• [Prompt]:
Copy everything in the data below exactly except the pictures.

[start Extracted entries]

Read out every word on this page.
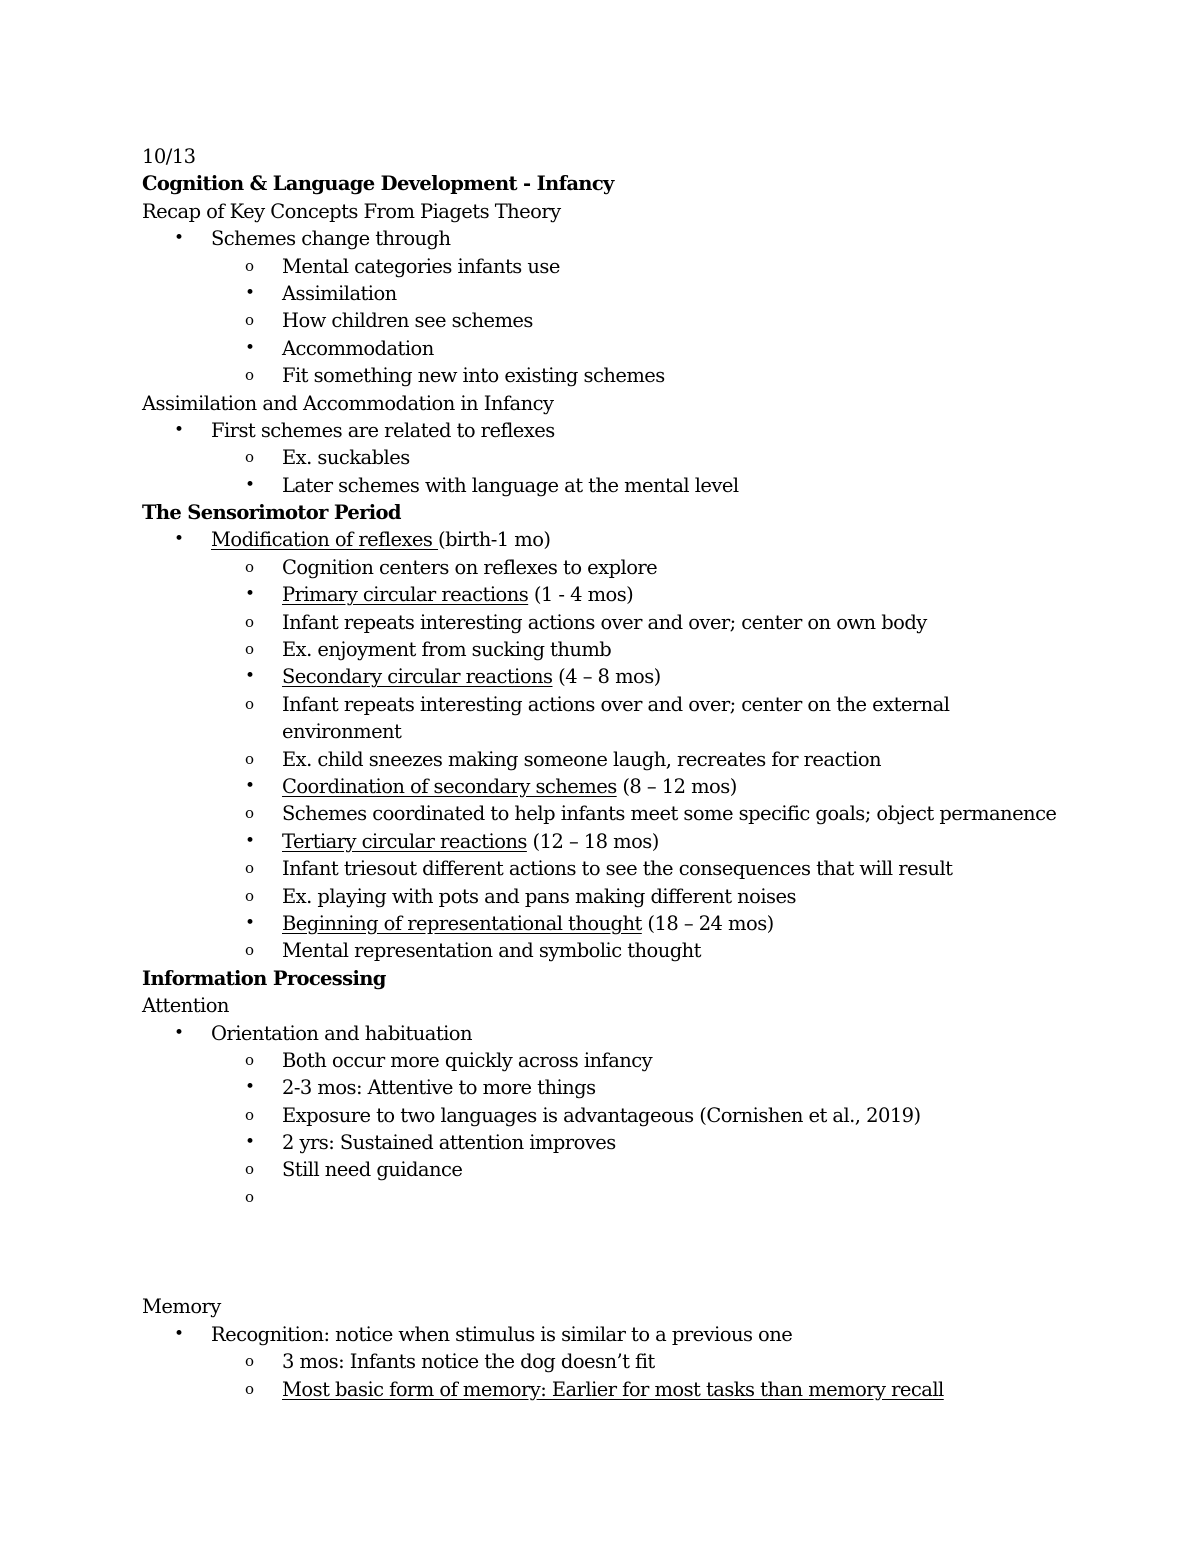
10/13
Cognition & Language Development - Infancy
Recap of Key Concepts From Piagets Theory
• Schemes change through
o Mental categories infants use
• Assimilation
o How children see schemes
• Accommodation
o Fit something new into existing schemes
Assimilation and Accommodation in Infancy
• First schemes are related to reflexes
o Ex. suckables
• Later schemes with language at the mental level
The Sensorimotor Period
• Modification of reflexes (birth-1 mo)
o Cognition centers on reflexes to explore
• Primary circular reactions (1 - 4 mos)
o Infant repeats interesting actions over and over; center on own body
o Ex. enjoyment from sucking thumb
• Secondary circular reactions (4 – 8 mos)
o Infant repeats interesting actions over and over; center on the external
environment
o Ex. child sneezes making someone laugh, recreates for reaction
• Coordination of secondary schemes (8 – 12 mos)
o Schemes coordinated to help infants meet some specific goals; object permanence
• Tertiary circular reactions (12 – 18 mos)
o Infant triesout different actions to see the consequences that will result
o Ex. playing with pots and pans making different noises
• Beginning of representational thought (18 – 24 mos)
o Mental representation and symbolic thought
Information Processing
Attention
• Orientation and habituation
o Both occur more quickly across infancy
• 2-3 mos: Attentive to more things
o Exposure to two languages is advantageous (Cornishen et al., 2019)
• 2 yrs: Sustained attention improves
o Still need guidance
o
Memory
• Recognition: notice when stimulus is similar to a previous one
o 3 mos: Infants notice the dog doesn’t fit
o Most basic form of memory: Earlier for most tasks than memory recall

[end Extracted entries]

• [Exercise answer]:
Read out every word on this page.
10/13
Cognition & Language Development - Infancy
Recap of Key Concepts From Piagets Theory
• Schemes change through
o Mental categories infants use
• Assimilation
o How children see schemes
• Accommodation
o Fit something new into existing schemes
Assimilation and Accommodation in Infancy
• First schemes are related to reflexes
o Ex. suckables
• Later schemes with language at the mental level
The Sensorimotor Period
• Modification of reflexes (birth-1 mo)
o Cognition centers on reflexes to explore
• Primary circular reactions (1 - 4 mos)
o Infant repeats interesting actions over and over; center on own body
o Ex. enjoyment from sucking thumb
• Secondary circular reactions (4 – 8 mos)
o Infant repeats interesting actions over and over; center on the external
environment
o Ex. child sneezes making someone laugh, recreates for reaction
• Coordination of secondary schemes (8 – 12 mos)
o Schemes coordinated to help infants meet some specific goals; object permanence
• Tertiary circular reactions (12 – 18 mos)
o Infant triesout different actions to see the consequences that will result
o Ex. playing with pots and pans making different noises
• Beginning of representational thought (18 – 24 mos)
o Mental representation and symbolic thought
Information Processing
Attention
• Orientation and habituation
o Both occur more quickly across infancy
• 2-3 mos: Attentive to more things
o Exposure to two languages is advantageous (Cornishen et al., 2019)
• 2 yrs: Sustained attention improves
o Still need guidance
o
Memory
• Recognition: notice when stimulus is similar to a previous one
o 3 mos: Infants notice the dog doesn’t fit
o Most basic form of memory: Earlier for most tasks than memory recall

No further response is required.